Exercise prompt » Exactly repeat all the records below, omitting the images they hold.

>> Start Exercise materials

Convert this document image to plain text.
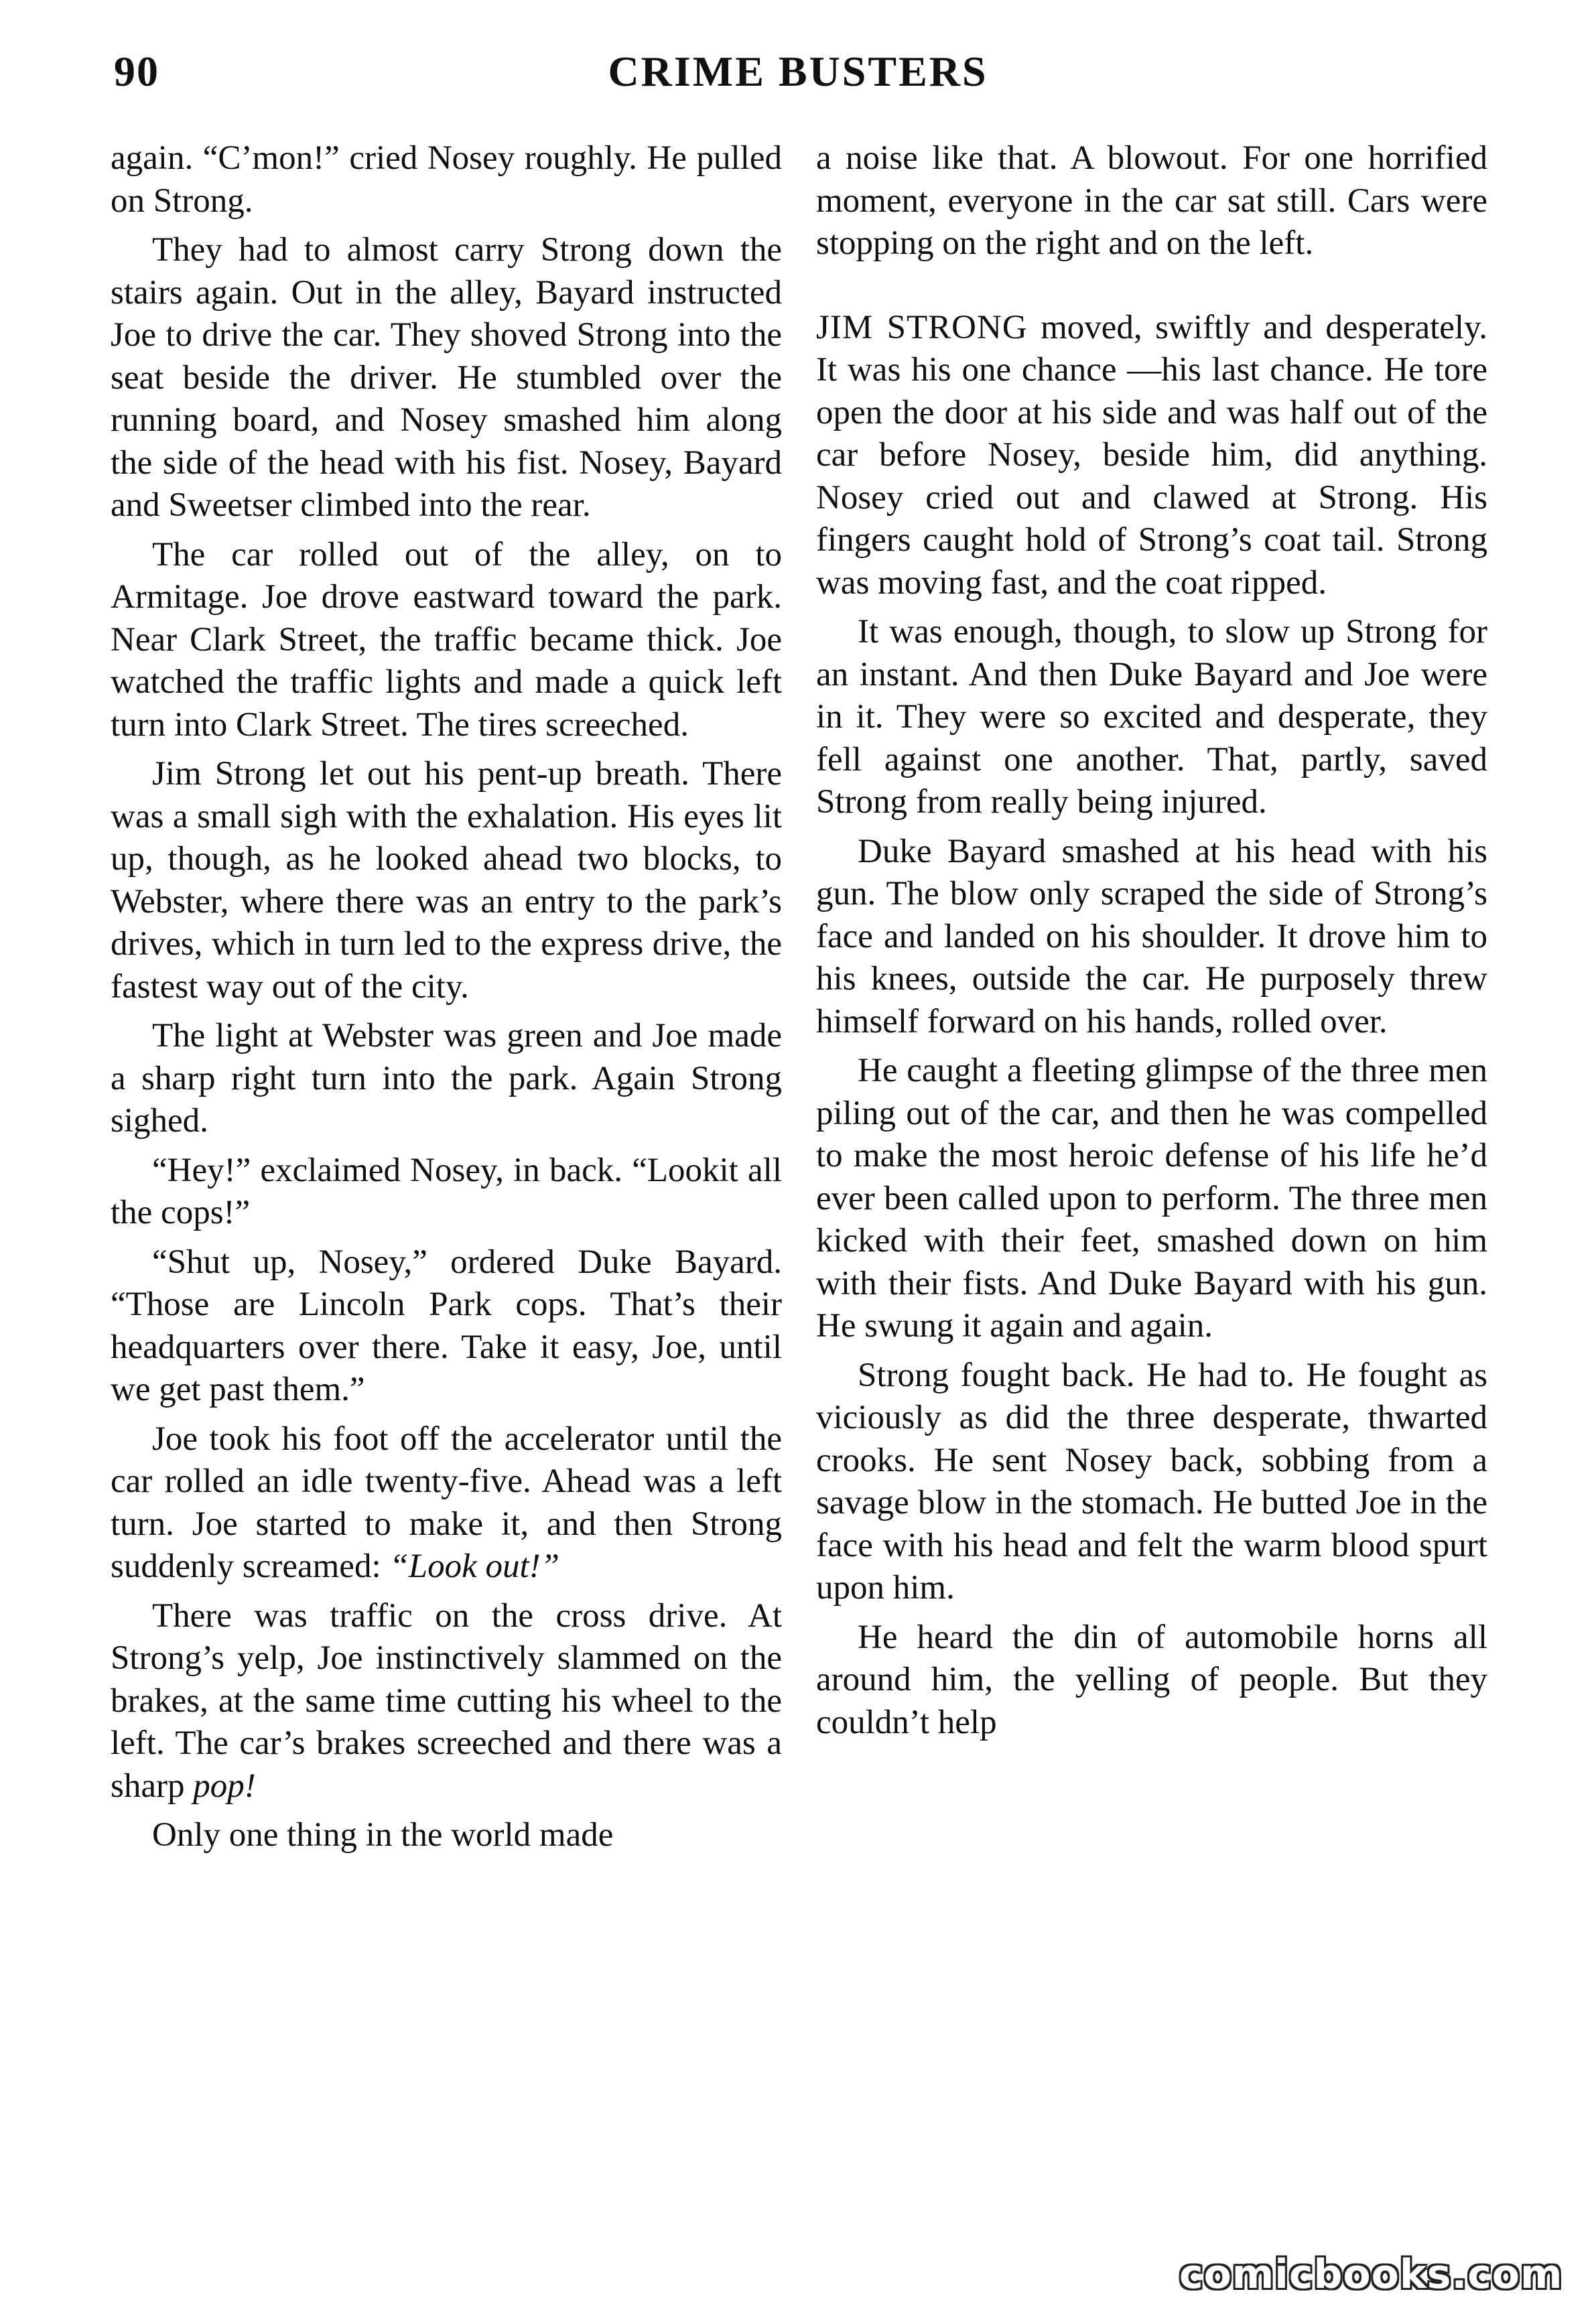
90	CRIME BUSTERS

again. “C’mon!” cried Nosey roughly. He pulled on Strong.

They had to almost carry Strong down the stairs again. Out in the alley, Bayard instructed Joe to drive the car. They shoved Strong into the seat beside the driver. He stumbled over the running board, and Nosey smashed him along the side of the head with his fist. Nosey, Bayard and Sweetser climbed into the rear.

The car rolled out of the alley, on to Armitage. Joe drove eastward toward the park. Near Clark Street, the traffic became thick. Joe watched the traffic lights and made a quick left turn into Clark Street. The tires screeched.

Jim Strong let out his pent-up breath. There was a small sigh with the exhalation. His eyes lit up, though, as he looked ahead two blocks, to Webster, where there was an entry to the park’s drives, which in turn led to the express drive, the fastest way out of the city.

The light at Webster was green and Joe made a sharp right turn into the park. Again Strong sighed.

“Hey!” exclaimed Nosey, in back. “Lookit all the cops!”

“Shut up, Nosey,” ordered Duke Bayard. “Those are Lincoln Park cops. That’s their headquarters over there. Take it easy, Joe, until we get past them.”

Joe took his foot off the accelerator until the car rolled an idle twenty-five. Ahead was a left turn. Joe started to make it, and then Strong suddenly screamed: “Look out!”

There was traffic on the cross drive. At Strong’s yelp, Joe instinctively slammed on the brakes, at the same time cutting his wheel to the left. The car’s brakes screeched and there was a sharp pop!

Only one thing in the world made

a noise like that. A blowout. For one horrified moment, everyone in the car sat still. Cars were stopping on the right and on the left.

JIM STRONG moved, swiftly and desperately. It was his one chance —his last chance. He tore open the door at his side and was half out of the car before Nosey, beside him, did anything. Nosey cried out and clawed at Strong. His fingers caught hold of Strong’s coat tail. Strong was moving fast, and the coat ripped.

It was enough, though, to slow up Strong for an instant. And then Duke Bayard and Joe were in it. They were so excited and desperate, they fell against one another. That, partly, saved Strong from really being injured.

Duke Bayard smashed at his head with his gun. The blow only scraped the side of Strong’s face and landed on his shoulder. It drove him to his knees, outside the car. He purposely threw himself forward on his hands, rolled over.

He caught a fleeting glimpse of the three men piling out of the car, and then he was compelled to make the most heroic defense of his life he’d ever been called upon to perform. The three men kicked with their feet, smashed down on him with their fists. And Duke Bayard with his gun. He swung it again and again.

Strong fought back. He had to. He fought as viciously as did the three desperate, thwarted crooks. He sent Nosey back, sobbing from a savage blow in the stomach. He butted Joe in the face with his head and felt the warm blood spurt upon him.

He heard the din of automobile horns all around him, the yelling of people. But they couldn’t help

comicbooks.com
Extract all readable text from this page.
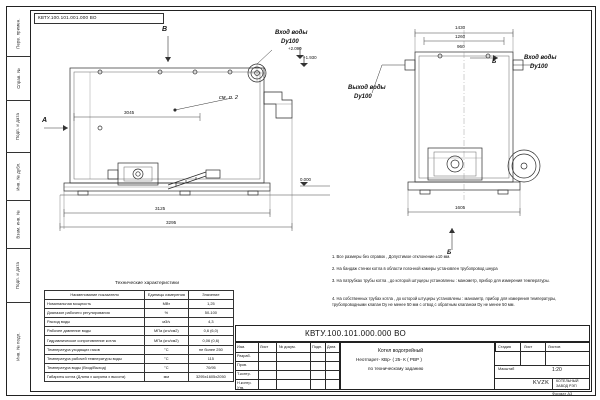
Перв. примен.
Справ. №
Подп. и дата
Инв. № дубл.
Взам. инв. №
Подп. и дата
Инв. № подл.
КВТУ.100.101.001.000 ВО
В
А
Вход воды
Dy100
см. п. 2
+2.090
+1.930
0.000
3045
3125
3295
Б
Б
Вход воды
Dy100
Выход воды
Dy100
1430
1260
960
1605
Технические характеристики
Наименование показателя	Единицы измерения	Значение
Номинальная мощность	МВт	1,25
Диапазон рабочего регулирования	%	50-100
Расход воды	м3/ч	4,3
Рабочее давление воды	МПа (кгс/см2)	0,6 (6,0)
Гидравлическое сопротивление котла	МПа (кгс/см2)	0,06 (0,6)
Температура уходящих газов	°C	не более 250
Температура рабочей температуры воды	°C	115
Температура воды (Вход/Выход)	°C	70/95
Габариты котла (Длина х ширина х высота)	мм	3295х1605х2050
1. Все размеры без справок , Допустимое отклонение ±10 мм.
2. На бандаж стенки котла в области погонной камеры установлен трубопровод шнура
3. На патрубках трубы котла , до которой штуцеры установлены : манометр, прибор для измерения температуры.
4. На собственных трубах котла , до которой штуцеры установлены : манометр, прибор для измерения температуры, трубопроводными клапан Dу не менее 50 мм с отвод с обратным клапаном Dу не менее 50 мм.
КВТУ.100.101.000.000 ВО
Изм.	Лист	№ докум.	Подп. Дата
Разраб.
Пров.
Т.контр.
Н.контр.
Утв.
Котел водогрейный
Неотпарет- КВр- ( 25- К ( РВР )
по техническому заданию
Стадия	Лист	Листов
Масштаб	1:20
KVZK КОТЕЛЬНЫЙ
ЗАВОД РЭП
Формат А3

>> End Exercise materials

In response »
Convert this document image to plain text.
90	CRIME BUSTERS

again. “C’mon!” cried Nosey roughly. He pulled on Strong.

They had to almost carry Strong down the stairs again. Out in the alley, Bayard instructed Joe to drive the car. They shoved Strong into the seat beside the driver. He stumbled over the running board, and Nosey smashed him along the side of the head with his fist. Nosey, Bayard and Sweetser climbed into the rear.

The car rolled out of the alley, on to Armitage. Joe drove eastward toward the park. Near Clark Street, the traffic became thick. Joe watched the traffic lights and made a quick left turn into Clark Street. The tires screeched.

Jim Strong let out his pent-up breath. There was a small sigh with the exhalation. His eyes lit up, though, as he looked ahead two blocks, to Webster, where there was an entry to the park’s drives, which in turn led to the express drive, the fastest way out of the city.

The light at Webster was green and Joe made a sharp right turn into the park. Again Strong sighed.

“Hey!” exclaimed Nosey, in back. “Lookit all the cops!”

“Shut up, Nosey,” ordered Duke Bayard. “Those are Lincoln Park cops. That’s their headquarters over there. Take it easy, Joe, until we get past them.”

Joe took his foot off the accelerator until the car rolled an idle twenty-five. Ahead was a left turn. Joe started to make it, and then Strong suddenly screamed: “Look out!”

There was traffic on the cross drive. At Strong’s yelp, Joe instinctively slammed on the brakes, at the same time cutting his wheel to the left. The car’s brakes screeched and there was a sharp pop!

Only one thing in the world made

a noise like that. A blowout. For one horrified moment, everyone in the car sat still. Cars were stopping on the right and on the left.

JIM STRONG moved, swiftly and desperately. It was his one chance —his last chance. He tore open the door at his side and was half out of the car before Nosey, beside him, did anything. Nosey cried out and clawed at Strong. His fingers caught hold of Strong’s coat tail. Strong was moving fast, and the coat ripped.

It was enough, though, to slow up Strong for an instant. And then Duke Bayard and Joe were in it. They were so excited and desperate, they fell against one another. That, partly, saved Strong from really being injured.

Duke Bayard smashed at his head with his gun. The blow only scraped the side of Strong’s face and landed on his shoulder. It drove him to his knees, outside the car. He purposely threw himself forward on his hands, rolled over.

He caught a fleeting glimpse of the three men piling out of the car, and then he was compelled to make the most heroic defense of his life he’d ever been called upon to perform. The three men kicked with their feet, smashed down on him with their fists. And Duke Bayard with his gun. He swung it again and again.

Strong fought back. He had to. He fought as viciously as did the three desperate, thwarted crooks. He sent Nosey back, sobbing from a savage blow in the stomach. He butted Joe in the face with his head and felt the warm blood spurt upon him.

He heard the din of automobile horns all around him, the yelling of people. But they couldn’t help

comicbooks.com
Extract all readable text from this page.
Перв. примен.
Справ. №
Подп. и дата
Инв. № дубл.
Взам. инв. №
Подп. и дата
Инв. № подл.
КВТУ.100.101.001.000 ВО
В
А
Вход воды
Dy100
см. п. 2
+2.090
+1.930
0.000
3045
3125
3295
Б
Б
Вход воды
Dy100
Выход воды
Dy100
1430
1260
960
1605
Технические характеристики
Наименование показателя	Единицы измерения	Значение
Номинальная мощность	МВт	1,25
Диапазон рабочего регулирования	%	50-100
Расход воды	м3/ч	4,3
Рабочее давление воды	МПа (кгс/см2)	0,6 (6,0)
Гидравлическое сопротивление котла	МПа (кгс/см2)	0,06 (0,6)
Температура уходящих газов	°C	не более 250
Температура рабочей температуры воды	°C	115
Температура воды (Вход/Выход)	°C	70/95
Габариты котла (Длина х ширина х высота)	мм	3295х1605х2050
1. Все размеры без справок , Допустимое отклонение ±10 мм.
2. На бандаж стенки котла в области погонной камеры установлен трубопровод шнура
3. На патрубках трубы котла , до которой штуцеры установлены : манометр, прибор для измерения температуры.
4. На собственных трубах котла , до которой штуцеры установлены : манометр, прибор для измерения температуры, трубопроводными клапан Dу не менее 50 мм с отвод с обратным клапаном Dу не менее 50 мм.
КВТУ.100.101.000.000 ВО
Изм.	Лист	№ докум.	Подп. Дата
Разраб.
Пров.
Т.контр.
Н.контр.
Утв.
Котел водогрейный
Неотпарет- КВр- ( 25- К ( РВР )
по техническому заданию
Стадия	Лист	Листов
Масштаб	1:20
KVZK КОТЕЛЬНЫЙ
ЗАВОД РЭП
Формат А3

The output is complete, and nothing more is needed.